Short problem - Work out how many lines of the data hold the string "content", and reply with that number alone.

Data for this task -
══════════════════════════════

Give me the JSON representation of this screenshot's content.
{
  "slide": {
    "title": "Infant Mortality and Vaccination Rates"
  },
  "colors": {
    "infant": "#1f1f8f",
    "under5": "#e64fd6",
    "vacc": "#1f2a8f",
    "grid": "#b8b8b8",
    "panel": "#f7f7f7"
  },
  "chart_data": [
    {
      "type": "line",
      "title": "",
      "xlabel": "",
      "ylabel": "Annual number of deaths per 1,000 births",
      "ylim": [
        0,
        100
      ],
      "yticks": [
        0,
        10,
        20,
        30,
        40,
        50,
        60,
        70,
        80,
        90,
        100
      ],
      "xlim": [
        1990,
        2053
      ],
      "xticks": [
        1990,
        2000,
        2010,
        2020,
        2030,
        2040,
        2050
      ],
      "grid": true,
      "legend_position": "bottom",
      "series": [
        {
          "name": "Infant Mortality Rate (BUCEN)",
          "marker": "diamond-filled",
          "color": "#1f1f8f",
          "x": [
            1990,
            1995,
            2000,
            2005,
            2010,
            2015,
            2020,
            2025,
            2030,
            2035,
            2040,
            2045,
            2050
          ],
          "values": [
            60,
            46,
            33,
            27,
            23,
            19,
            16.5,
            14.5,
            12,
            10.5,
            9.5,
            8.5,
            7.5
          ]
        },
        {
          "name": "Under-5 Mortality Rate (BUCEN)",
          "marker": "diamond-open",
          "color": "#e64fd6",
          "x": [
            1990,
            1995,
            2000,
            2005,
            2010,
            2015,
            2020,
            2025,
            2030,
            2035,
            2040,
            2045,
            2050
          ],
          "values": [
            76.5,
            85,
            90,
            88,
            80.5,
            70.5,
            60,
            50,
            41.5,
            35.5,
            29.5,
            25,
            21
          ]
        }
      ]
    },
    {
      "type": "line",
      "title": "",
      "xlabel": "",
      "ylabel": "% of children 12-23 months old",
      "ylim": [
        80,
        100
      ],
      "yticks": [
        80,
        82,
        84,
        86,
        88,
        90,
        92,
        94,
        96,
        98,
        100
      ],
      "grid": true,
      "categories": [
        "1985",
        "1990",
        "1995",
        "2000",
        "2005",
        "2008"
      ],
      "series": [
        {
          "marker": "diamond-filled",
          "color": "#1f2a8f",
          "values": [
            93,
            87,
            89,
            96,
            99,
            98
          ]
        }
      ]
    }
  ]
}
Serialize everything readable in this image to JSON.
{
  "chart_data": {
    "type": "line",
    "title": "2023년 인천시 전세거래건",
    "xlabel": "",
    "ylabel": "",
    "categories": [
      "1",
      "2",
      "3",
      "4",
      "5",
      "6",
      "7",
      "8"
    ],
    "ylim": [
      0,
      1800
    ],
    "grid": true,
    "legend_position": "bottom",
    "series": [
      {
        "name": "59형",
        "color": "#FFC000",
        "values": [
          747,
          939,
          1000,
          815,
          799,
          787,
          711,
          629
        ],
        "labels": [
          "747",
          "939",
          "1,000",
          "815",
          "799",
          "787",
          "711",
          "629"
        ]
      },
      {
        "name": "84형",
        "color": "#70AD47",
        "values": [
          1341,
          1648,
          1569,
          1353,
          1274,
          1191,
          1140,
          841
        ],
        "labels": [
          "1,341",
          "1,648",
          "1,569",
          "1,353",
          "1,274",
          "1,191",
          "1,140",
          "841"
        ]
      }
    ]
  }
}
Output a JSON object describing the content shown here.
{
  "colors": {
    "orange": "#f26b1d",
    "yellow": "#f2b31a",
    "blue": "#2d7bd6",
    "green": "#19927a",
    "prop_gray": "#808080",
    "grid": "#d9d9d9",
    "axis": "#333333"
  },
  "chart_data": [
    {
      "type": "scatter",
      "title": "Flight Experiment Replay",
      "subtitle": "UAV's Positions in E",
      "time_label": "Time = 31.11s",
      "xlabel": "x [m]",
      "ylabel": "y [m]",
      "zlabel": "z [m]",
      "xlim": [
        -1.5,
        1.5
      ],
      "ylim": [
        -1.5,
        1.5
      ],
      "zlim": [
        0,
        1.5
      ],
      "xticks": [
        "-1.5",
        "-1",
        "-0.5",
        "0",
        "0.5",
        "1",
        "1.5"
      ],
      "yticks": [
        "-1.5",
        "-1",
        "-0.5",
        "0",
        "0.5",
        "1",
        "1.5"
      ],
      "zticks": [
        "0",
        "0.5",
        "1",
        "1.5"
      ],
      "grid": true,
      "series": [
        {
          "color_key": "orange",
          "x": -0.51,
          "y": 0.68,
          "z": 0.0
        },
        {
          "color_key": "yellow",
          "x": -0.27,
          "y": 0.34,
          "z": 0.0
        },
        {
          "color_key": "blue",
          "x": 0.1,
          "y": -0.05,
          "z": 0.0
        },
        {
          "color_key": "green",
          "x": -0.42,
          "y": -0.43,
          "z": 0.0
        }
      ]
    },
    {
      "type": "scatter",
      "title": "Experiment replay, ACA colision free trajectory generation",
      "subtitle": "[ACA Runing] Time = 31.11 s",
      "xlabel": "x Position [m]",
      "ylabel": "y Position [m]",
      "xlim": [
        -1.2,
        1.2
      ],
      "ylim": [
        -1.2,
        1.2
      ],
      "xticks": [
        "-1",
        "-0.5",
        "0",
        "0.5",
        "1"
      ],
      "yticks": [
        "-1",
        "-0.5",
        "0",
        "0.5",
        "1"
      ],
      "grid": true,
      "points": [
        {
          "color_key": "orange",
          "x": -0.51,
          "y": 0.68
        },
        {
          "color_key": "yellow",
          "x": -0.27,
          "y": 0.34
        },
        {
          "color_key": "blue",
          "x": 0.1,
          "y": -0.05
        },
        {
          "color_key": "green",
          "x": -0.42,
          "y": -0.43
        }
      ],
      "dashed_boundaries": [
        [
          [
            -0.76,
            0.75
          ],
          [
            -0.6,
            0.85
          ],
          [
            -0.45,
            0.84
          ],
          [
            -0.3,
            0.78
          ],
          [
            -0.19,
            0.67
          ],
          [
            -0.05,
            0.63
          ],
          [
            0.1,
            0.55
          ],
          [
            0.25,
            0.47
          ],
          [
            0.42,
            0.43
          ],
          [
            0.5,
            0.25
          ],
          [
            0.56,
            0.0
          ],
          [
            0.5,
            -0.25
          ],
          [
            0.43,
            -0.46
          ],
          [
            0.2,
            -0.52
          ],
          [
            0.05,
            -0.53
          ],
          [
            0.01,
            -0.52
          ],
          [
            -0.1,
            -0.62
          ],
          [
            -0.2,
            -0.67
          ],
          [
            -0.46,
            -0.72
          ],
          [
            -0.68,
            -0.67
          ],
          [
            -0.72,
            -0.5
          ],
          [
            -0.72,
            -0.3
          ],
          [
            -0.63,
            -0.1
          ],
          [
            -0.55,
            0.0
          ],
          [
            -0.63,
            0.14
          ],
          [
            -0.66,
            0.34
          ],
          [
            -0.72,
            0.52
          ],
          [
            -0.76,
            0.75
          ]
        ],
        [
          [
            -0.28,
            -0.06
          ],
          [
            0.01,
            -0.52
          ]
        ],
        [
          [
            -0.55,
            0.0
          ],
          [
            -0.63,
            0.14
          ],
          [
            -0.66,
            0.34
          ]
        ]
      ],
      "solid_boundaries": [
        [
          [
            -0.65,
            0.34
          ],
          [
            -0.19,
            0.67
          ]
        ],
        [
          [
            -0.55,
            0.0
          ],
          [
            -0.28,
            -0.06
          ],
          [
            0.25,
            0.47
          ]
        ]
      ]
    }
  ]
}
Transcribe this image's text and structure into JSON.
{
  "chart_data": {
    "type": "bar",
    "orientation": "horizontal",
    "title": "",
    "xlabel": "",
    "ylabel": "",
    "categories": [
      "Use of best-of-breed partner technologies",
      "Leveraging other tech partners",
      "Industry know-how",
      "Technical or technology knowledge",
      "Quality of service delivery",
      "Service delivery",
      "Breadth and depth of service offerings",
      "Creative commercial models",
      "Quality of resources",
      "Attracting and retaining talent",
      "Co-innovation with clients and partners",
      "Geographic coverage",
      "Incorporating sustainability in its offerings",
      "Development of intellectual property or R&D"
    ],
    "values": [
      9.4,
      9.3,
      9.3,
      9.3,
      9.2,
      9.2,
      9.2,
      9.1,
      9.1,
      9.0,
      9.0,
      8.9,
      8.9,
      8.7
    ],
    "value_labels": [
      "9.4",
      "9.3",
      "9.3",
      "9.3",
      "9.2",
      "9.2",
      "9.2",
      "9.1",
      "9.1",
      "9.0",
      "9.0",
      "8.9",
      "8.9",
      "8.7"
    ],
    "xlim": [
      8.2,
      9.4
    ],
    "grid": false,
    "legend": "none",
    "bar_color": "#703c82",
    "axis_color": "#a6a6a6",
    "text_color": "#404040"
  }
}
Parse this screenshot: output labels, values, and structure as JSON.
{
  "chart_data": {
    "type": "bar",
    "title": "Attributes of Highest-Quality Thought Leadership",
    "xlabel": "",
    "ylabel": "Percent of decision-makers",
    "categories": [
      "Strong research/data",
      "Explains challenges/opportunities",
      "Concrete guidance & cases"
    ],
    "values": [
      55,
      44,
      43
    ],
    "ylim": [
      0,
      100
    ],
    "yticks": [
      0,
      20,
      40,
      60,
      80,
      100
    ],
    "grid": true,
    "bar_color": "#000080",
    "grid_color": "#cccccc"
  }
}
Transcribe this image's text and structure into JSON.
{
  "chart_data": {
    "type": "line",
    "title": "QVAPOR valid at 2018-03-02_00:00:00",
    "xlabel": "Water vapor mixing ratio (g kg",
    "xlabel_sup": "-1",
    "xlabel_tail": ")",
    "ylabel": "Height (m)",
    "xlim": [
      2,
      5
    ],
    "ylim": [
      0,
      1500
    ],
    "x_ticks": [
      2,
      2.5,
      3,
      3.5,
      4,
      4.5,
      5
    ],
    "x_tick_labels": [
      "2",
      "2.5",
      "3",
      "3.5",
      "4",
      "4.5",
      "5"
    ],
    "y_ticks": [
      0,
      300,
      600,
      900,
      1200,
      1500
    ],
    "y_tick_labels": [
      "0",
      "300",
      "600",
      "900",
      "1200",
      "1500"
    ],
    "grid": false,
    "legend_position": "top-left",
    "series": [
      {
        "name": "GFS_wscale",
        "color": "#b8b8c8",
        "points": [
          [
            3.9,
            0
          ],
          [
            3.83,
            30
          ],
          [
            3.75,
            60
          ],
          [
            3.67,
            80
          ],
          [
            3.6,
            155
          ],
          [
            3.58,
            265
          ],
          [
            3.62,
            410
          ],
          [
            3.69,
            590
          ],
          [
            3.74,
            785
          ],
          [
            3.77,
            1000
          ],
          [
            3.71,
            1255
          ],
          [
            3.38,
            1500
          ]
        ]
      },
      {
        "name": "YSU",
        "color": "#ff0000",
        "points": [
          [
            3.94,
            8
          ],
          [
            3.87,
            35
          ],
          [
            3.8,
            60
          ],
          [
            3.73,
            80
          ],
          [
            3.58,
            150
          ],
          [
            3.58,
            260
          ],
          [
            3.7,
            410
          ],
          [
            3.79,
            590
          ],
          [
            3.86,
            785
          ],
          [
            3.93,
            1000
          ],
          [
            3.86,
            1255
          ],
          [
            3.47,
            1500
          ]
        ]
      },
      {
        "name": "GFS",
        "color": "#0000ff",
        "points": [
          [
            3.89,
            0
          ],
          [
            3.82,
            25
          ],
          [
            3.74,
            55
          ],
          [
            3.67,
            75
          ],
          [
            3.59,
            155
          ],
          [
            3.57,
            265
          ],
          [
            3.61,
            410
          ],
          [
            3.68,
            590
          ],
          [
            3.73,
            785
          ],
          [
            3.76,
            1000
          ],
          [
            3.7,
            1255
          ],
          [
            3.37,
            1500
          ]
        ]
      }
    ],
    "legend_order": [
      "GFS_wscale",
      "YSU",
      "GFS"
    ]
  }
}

══════════════════════════════

Answer in full - 2